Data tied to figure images
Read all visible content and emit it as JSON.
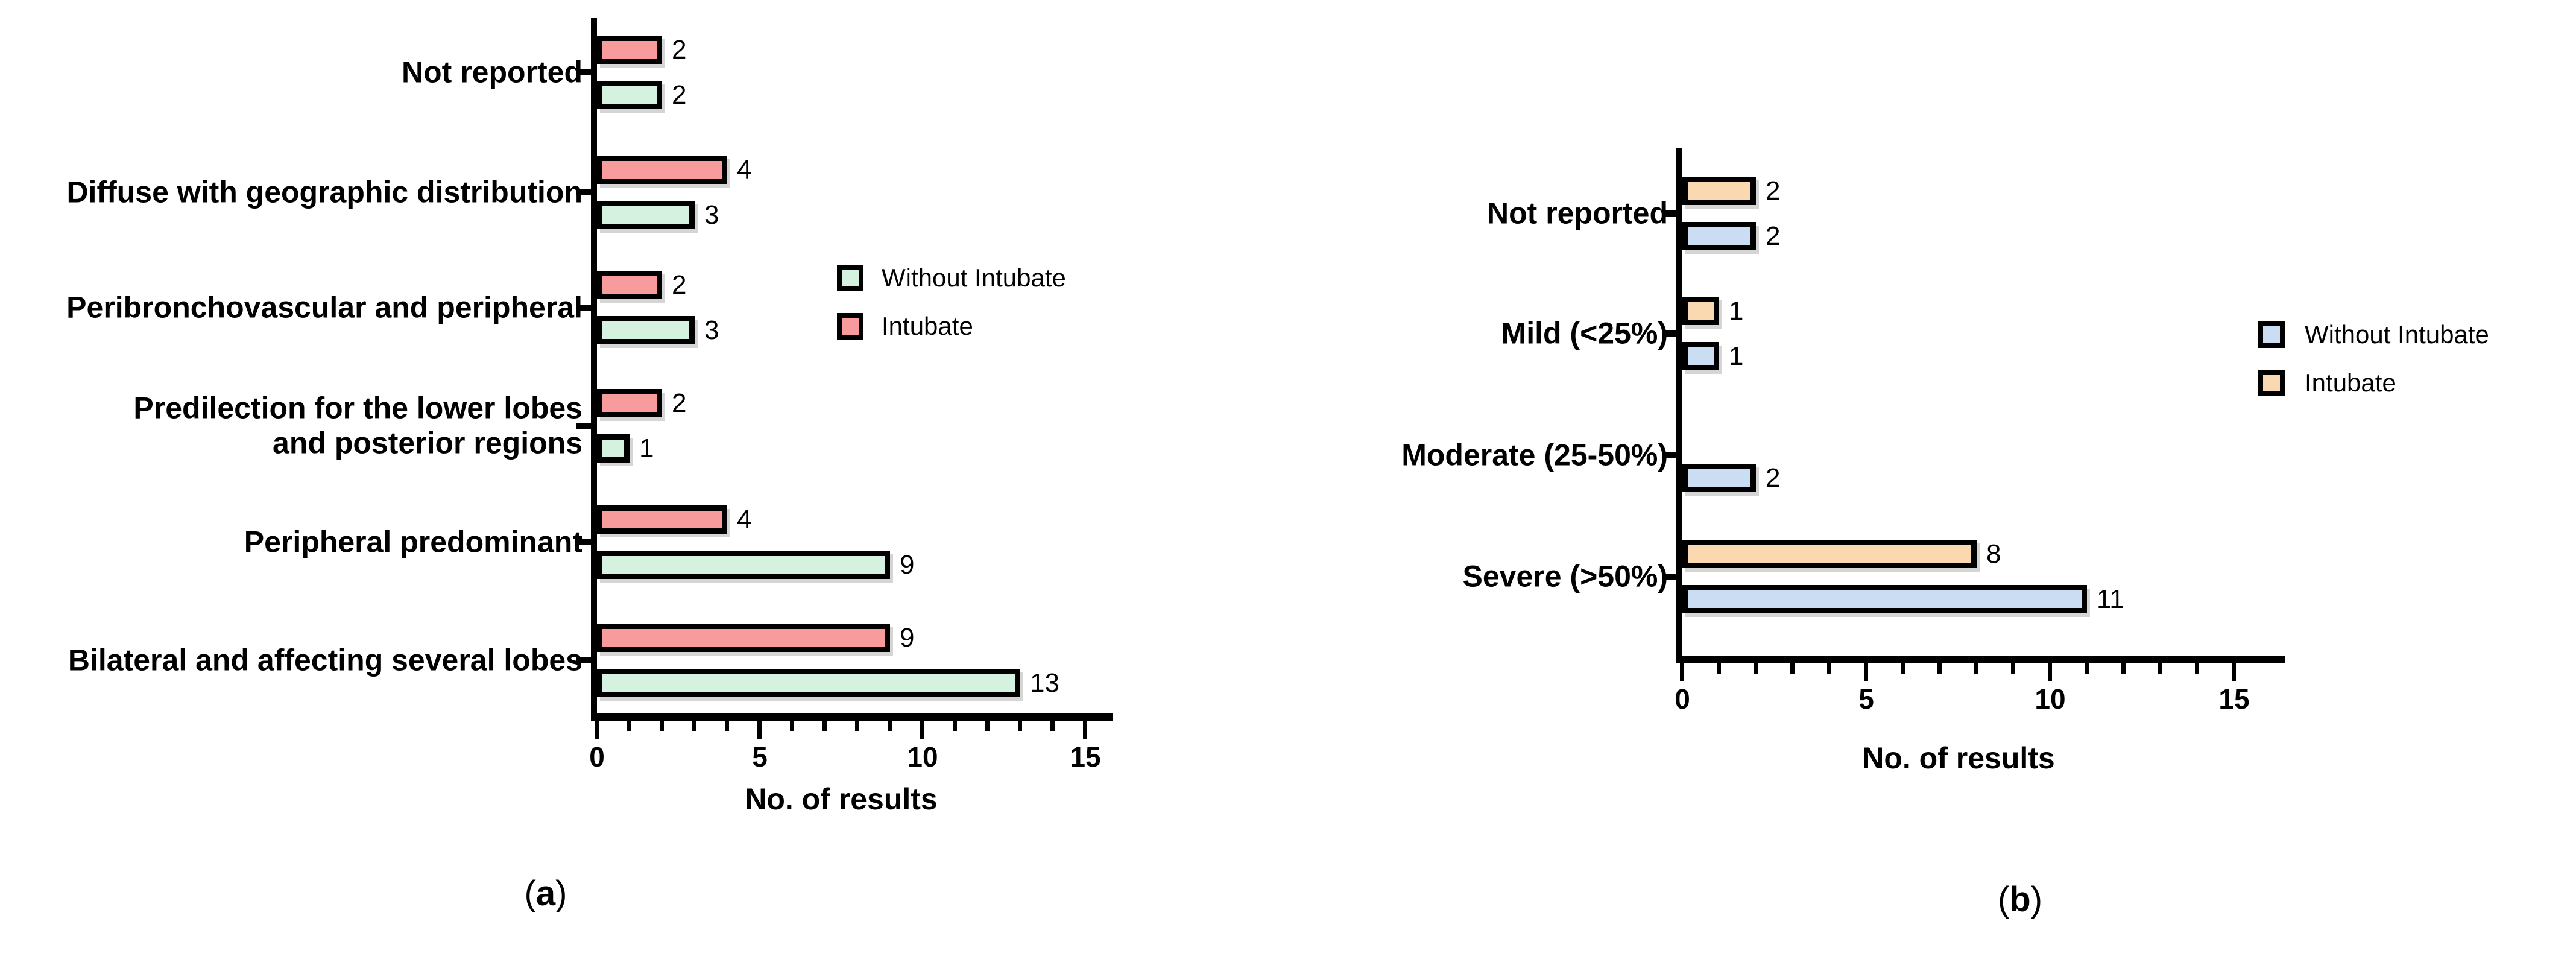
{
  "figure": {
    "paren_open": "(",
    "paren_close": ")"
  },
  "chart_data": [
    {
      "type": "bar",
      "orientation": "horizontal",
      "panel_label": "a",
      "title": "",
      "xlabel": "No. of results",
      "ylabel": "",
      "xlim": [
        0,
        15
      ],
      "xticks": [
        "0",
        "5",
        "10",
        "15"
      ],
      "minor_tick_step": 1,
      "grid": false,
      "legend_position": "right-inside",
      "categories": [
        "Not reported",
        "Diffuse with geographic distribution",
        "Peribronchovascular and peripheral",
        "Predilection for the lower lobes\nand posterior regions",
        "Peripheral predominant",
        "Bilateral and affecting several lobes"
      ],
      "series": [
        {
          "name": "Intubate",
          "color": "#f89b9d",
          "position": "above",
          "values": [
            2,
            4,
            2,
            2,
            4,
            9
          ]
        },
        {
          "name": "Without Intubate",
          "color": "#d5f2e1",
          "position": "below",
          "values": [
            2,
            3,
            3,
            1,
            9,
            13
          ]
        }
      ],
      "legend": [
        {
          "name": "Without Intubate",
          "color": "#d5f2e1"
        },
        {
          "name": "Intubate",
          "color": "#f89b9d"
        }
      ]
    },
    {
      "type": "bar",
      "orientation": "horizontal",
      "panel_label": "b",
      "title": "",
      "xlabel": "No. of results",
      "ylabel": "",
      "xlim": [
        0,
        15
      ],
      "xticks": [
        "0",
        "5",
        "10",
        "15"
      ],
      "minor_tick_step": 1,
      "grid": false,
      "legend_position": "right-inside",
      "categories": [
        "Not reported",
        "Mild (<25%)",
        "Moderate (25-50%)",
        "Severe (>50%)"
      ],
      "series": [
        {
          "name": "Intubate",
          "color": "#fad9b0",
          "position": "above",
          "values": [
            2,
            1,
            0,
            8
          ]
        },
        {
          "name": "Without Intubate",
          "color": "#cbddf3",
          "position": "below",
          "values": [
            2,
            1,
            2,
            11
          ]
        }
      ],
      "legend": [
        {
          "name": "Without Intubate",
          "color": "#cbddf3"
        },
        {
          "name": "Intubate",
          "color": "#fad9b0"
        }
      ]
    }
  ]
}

==

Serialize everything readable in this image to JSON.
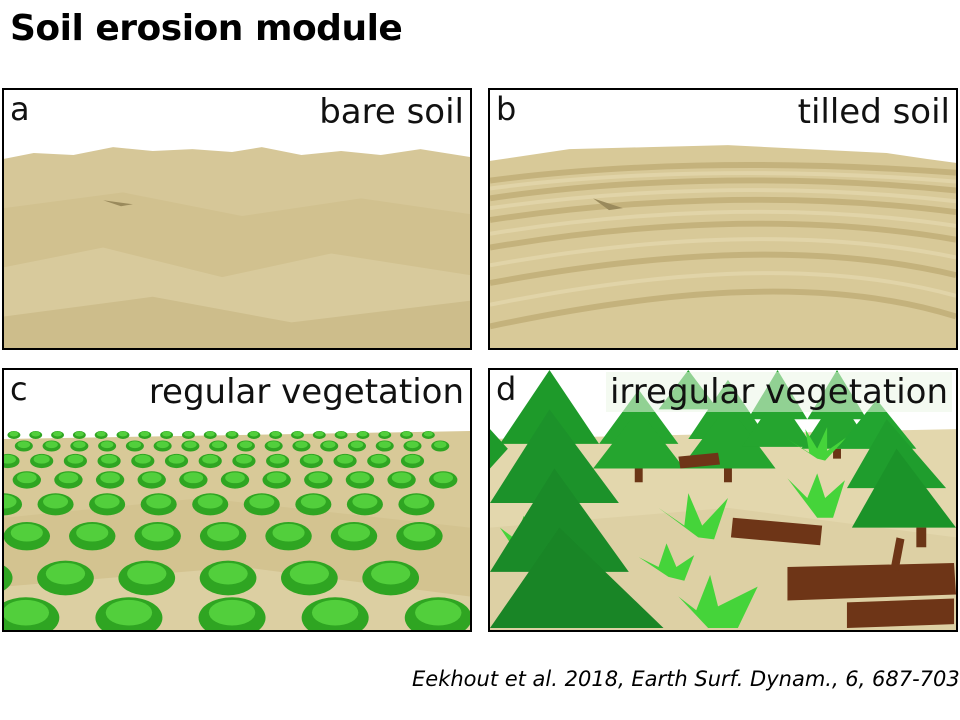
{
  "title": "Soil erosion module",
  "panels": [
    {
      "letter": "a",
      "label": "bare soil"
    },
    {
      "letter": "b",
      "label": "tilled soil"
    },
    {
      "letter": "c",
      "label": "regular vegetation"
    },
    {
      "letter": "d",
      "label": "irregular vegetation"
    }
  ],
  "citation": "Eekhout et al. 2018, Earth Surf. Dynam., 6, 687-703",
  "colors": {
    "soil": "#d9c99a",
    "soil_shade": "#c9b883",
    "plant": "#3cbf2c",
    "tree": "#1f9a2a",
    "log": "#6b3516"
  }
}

(Exercise objective):
Check each line of the entries above for the word "lobes". List the ones that have it.

(Task response):
        "Predilection for the lower lobes\nand posterior regions",
        "Bilateral and affecting several lobes"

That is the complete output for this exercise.